Given instruction: Copy every one of the rows below word for word, omitting the pictures.

— Begin —

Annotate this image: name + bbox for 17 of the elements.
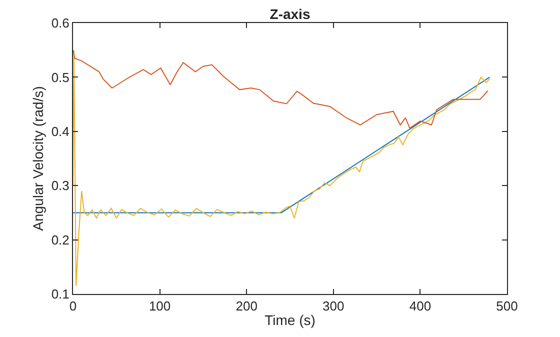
x-tick-label: 200 — [236, 298, 258, 314]
y-axis-title: Angular Velocity (rad/s) — [30, 86, 46, 231]
y-tick-label: 0.1 — [51, 286, 70, 302]
chart-title: Z-axis — [270, 6, 310, 22]
y-tick-label: 0.4 — [51, 124, 70, 139]
x-tick-label: 300 — [322, 298, 344, 314]
y-tick-label: 0.2 — [51, 232, 70, 248]
x-axis-title: Time (s) — [264, 312, 316, 328]
line-series — [73, 50, 490, 286]
x-tick-label: 500 — [496, 298, 518, 314]
x-tick-label: 400 — [409, 298, 432, 314]
x-tick-label: 0 — [69, 298, 77, 314]
x-tick-label: 100 — [148, 298, 171, 314]
y-tick-label: 0.6 — [51, 16, 70, 31]
y-tick-label: 0.3 — [51, 178, 70, 194]
line-series — [73, 50, 488, 129]
y-tick-label: 0.5 — [51, 70, 70, 85]
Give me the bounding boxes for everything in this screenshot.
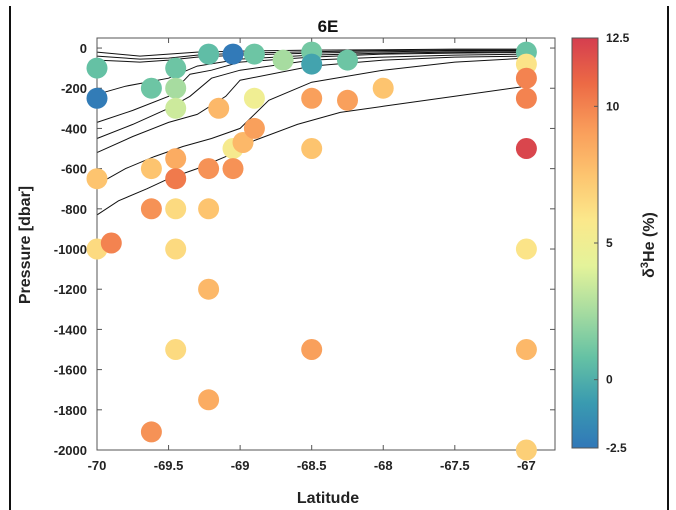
colorbar-ticks: 12.5 10 5 0 -2.5 [594, 31, 630, 455]
colorbar [571, 37, 599, 449]
data-point [243, 43, 265, 65]
data-point [86, 87, 108, 109]
x-tick-label: -68.5 [297, 458, 327, 473]
data-point [222, 43, 244, 65]
data-point [301, 87, 323, 109]
data-point [272, 49, 294, 71]
data-point [515, 439, 537, 461]
data-point [140, 158, 162, 180]
contour-line-7 [96, 55, 527, 154]
data-point [301, 138, 323, 159]
colorbar-label-rest: He (%) [641, 212, 658, 262]
colorbar-gradient [571, 37, 599, 449]
data-point [515, 87, 537, 109]
data-points [86, 41, 537, 461]
y-tick-label: -1400 [54, 322, 87, 337]
data-point [301, 339, 323, 360]
colorbar-label-superscript: 3 [639, 262, 651, 268]
y-tick-label: -600 [61, 162, 87, 177]
y-tick-label: -800 [61, 202, 87, 217]
data-point [165, 57, 187, 79]
data-point [165, 77, 187, 99]
data-point [515, 67, 537, 89]
data-point [372, 77, 394, 99]
data-point [165, 97, 187, 119]
data-point [198, 198, 220, 220]
contour-line-5 [96, 52, 527, 123]
data-point [86, 168, 108, 190]
data-point [243, 87, 265, 109]
colorbar-tick-label: -2.5 [606, 441, 627, 455]
x-tick-label: -70 [88, 458, 107, 473]
x-tick-label: -67.5 [440, 458, 470, 473]
data-point [515, 138, 537, 159]
y-tick-label: 0 [80, 41, 87, 56]
data-point [337, 49, 358, 71]
y-tick-label: -1000 [54, 242, 87, 257]
x-tick-label: -68 [374, 458, 393, 473]
x-tick-label: -69.5 [154, 458, 184, 473]
colorbar-tick-label: 10 [606, 99, 620, 113]
colorbar-label-delta: δ [641, 268, 658, 278]
data-point [243, 117, 265, 139]
x-axis-ticks: -70 -69.5 -69 -68.5 -68 -67.5 -67 [88, 38, 536, 473]
data-point [301, 53, 323, 75]
contour-line-6 [96, 53, 527, 139]
data-point [232, 132, 254, 153]
data-point [165, 168, 187, 190]
data-point [208, 97, 230, 119]
chart-title: 6E [318, 17, 339, 36]
data-point [140, 198, 162, 220]
data-point [165, 339, 187, 360]
data-point [198, 158, 220, 180]
y-tick-label: -1200 [54, 282, 87, 297]
y-tick-label: -400 [61, 121, 87, 136]
data-point [100, 232, 122, 254]
colorbar-tick-label: 5 [606, 236, 613, 250]
colorbar-tick-label: 12.5 [606, 31, 630, 45]
y-tick-label: -1600 [54, 363, 87, 378]
data-point [222, 158, 244, 180]
data-point [337, 89, 358, 111]
x-axis-label: Latitude [297, 490, 359, 507]
data-point [515, 339, 537, 360]
data-point [198, 43, 220, 65]
data-point [140, 421, 162, 443]
data-point [198, 278, 220, 300]
x-tick-label: -69 [231, 458, 250, 473]
data-point [198, 389, 220, 411]
data-point [165, 148, 187, 170]
colorbar-tick-label: 0 [606, 373, 613, 387]
data-point [86, 57, 108, 79]
data-point [165, 198, 187, 220]
data-point [515, 238, 537, 260]
y-tick-label: -2000 [54, 443, 87, 458]
data-point [140, 77, 162, 99]
colorbar-label: δ3He (%) [639, 212, 658, 278]
x-tick-label: -67 [517, 458, 536, 473]
y-axis-label: Pressure [dbar] [17, 186, 34, 304]
y-axis-ticks: 0 -200 -400 -600 -800 -1000 -1200 -1400 -1600 -18… [54, 41, 555, 458]
y-tick-label: -200 [61, 81, 87, 96]
y-tick-label: -1800 [54, 403, 87, 418]
data-point [165, 238, 187, 260]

— End —

Output of the task:
Annotate this image: name + bbox for 17 of the elements.
x-tick-label: 200 — [236, 298, 258, 314]
y-axis-title: Angular Velocity (rad/s) — [30, 86, 46, 231]
y-tick-label: 0.1 — [51, 286, 70, 302]
chart-title: Z-axis — [270, 6, 310, 22]
y-tick-label: 0.4 — [51, 124, 70, 139]
x-tick-label: 300 — [322, 298, 344, 314]
y-tick-label: 0.2 — [51, 232, 70, 248]
x-axis-title: Time (s) — [264, 312, 316, 328]
line-series — [73, 50, 490, 286]
x-tick-label: 500 — [496, 298, 518, 314]
x-tick-label: 400 — [409, 298, 432, 314]
x-tick-label: 0 — [69, 298, 77, 314]
x-tick-label: 100 — [148, 298, 171, 314]
y-tick-label: 0.6 — [51, 16, 70, 31]
y-tick-label: 0.3 — [51, 178, 70, 194]
line-series — [73, 50, 488, 129]
y-tick-label: 0.5 — [51, 70, 70, 85]
Give me the bounding boxes for everything in this screenshot.
colorbar-ticks: 12.5 10 5 0 -2.5 [594, 31, 630, 455]
colorbar [571, 37, 599, 449]
data-point [243, 43, 265, 65]
data-point [86, 87, 108, 109]
x-tick-label: -68.5 [297, 458, 327, 473]
data-point [222, 43, 244, 65]
data-point [301, 87, 323, 109]
data-point [272, 49, 294, 71]
data-point [515, 439, 537, 461]
data-point [140, 158, 162, 180]
contour-line-7 [96, 55, 527, 154]
data-point [301, 138, 323, 159]
colorbar-label-rest: He (%) [641, 212, 658, 262]
colorbar-gradient [571, 37, 599, 449]
data-point [515, 87, 537, 109]
data-points [86, 41, 537, 461]
y-tick-label: -1400 [54, 322, 87, 337]
data-point [301, 339, 323, 360]
colorbar-label-superscript: 3 [639, 262, 651, 268]
y-tick-label: -600 [61, 162, 87, 177]
y-tick-label: -800 [61, 202, 87, 217]
data-point [165, 57, 187, 79]
data-point [165, 77, 187, 99]
data-point [515, 67, 537, 89]
data-point [372, 77, 394, 99]
data-point [165, 97, 187, 119]
data-point [198, 198, 220, 220]
contour-line-5 [96, 52, 527, 123]
data-point [86, 168, 108, 190]
data-point [243, 87, 265, 109]
colorbar-tick-label: -2.5 [606, 441, 627, 455]
x-tick-label: -70 [88, 458, 107, 473]
x-tick-label: -67.5 [440, 458, 470, 473]
data-point [515, 138, 537, 159]
y-tick-label: 0 [80, 41, 87, 56]
data-point [337, 49, 358, 71]
y-tick-label: -1000 [54, 242, 87, 257]
x-tick-label: -68 [374, 458, 393, 473]
x-tick-label: -69.5 [154, 458, 184, 473]
colorbar-tick-label: 10 [606, 99, 620, 113]
colorbar-label-delta: δ [641, 268, 658, 278]
data-point [243, 117, 265, 139]
x-axis-ticks: -70 -69.5 -69 -68.5 -68 -67.5 -67 [88, 38, 536, 473]
data-point [301, 53, 323, 75]
contour-line-6 [96, 53, 527, 139]
data-point [232, 132, 254, 153]
data-point [165, 168, 187, 190]
data-point [208, 97, 230, 119]
chart-title: 6E [318, 17, 339, 36]
data-point [140, 198, 162, 220]
data-point [165, 339, 187, 360]
data-point [198, 158, 220, 180]
y-tick-label: -1200 [54, 282, 87, 297]
y-tick-label: -400 [61, 121, 87, 136]
data-point [100, 232, 122, 254]
colorbar-tick-label: 5 [606, 236, 613, 250]
colorbar-tick-label: 12.5 [606, 31, 630, 45]
y-tick-label: -1600 [54, 363, 87, 378]
data-point [222, 158, 244, 180]
data-point [337, 89, 358, 111]
x-axis-label: Latitude [297, 490, 359, 507]
data-point [515, 339, 537, 360]
data-point [198, 43, 220, 65]
data-point [140, 421, 162, 443]
data-point [198, 278, 220, 300]
x-tick-label: -69 [231, 458, 250, 473]
data-point [198, 389, 220, 411]
data-point [165, 148, 187, 170]
colorbar-tick-label: 0 [606, 373, 613, 387]
data-point [86, 57, 108, 79]
data-point [165, 198, 187, 220]
data-point [515, 238, 537, 260]
y-tick-label: -2000 [54, 443, 87, 458]
data-point [140, 77, 162, 99]
colorbar-label: δ3He (%) [639, 212, 658, 278]
x-tick-label: -67 [517, 458, 536, 473]
y-axis-label: Pressure [dbar] [17, 186, 34, 304]
y-axis-ticks: 0 -200 -400 -600 -800 -1000 -1200 -1400 -1600 -18… [54, 41, 555, 458]
y-tick-label: -200 [61, 81, 87, 96]
y-tick-label: -1800 [54, 403, 87, 418]
data-point [165, 238, 187, 260]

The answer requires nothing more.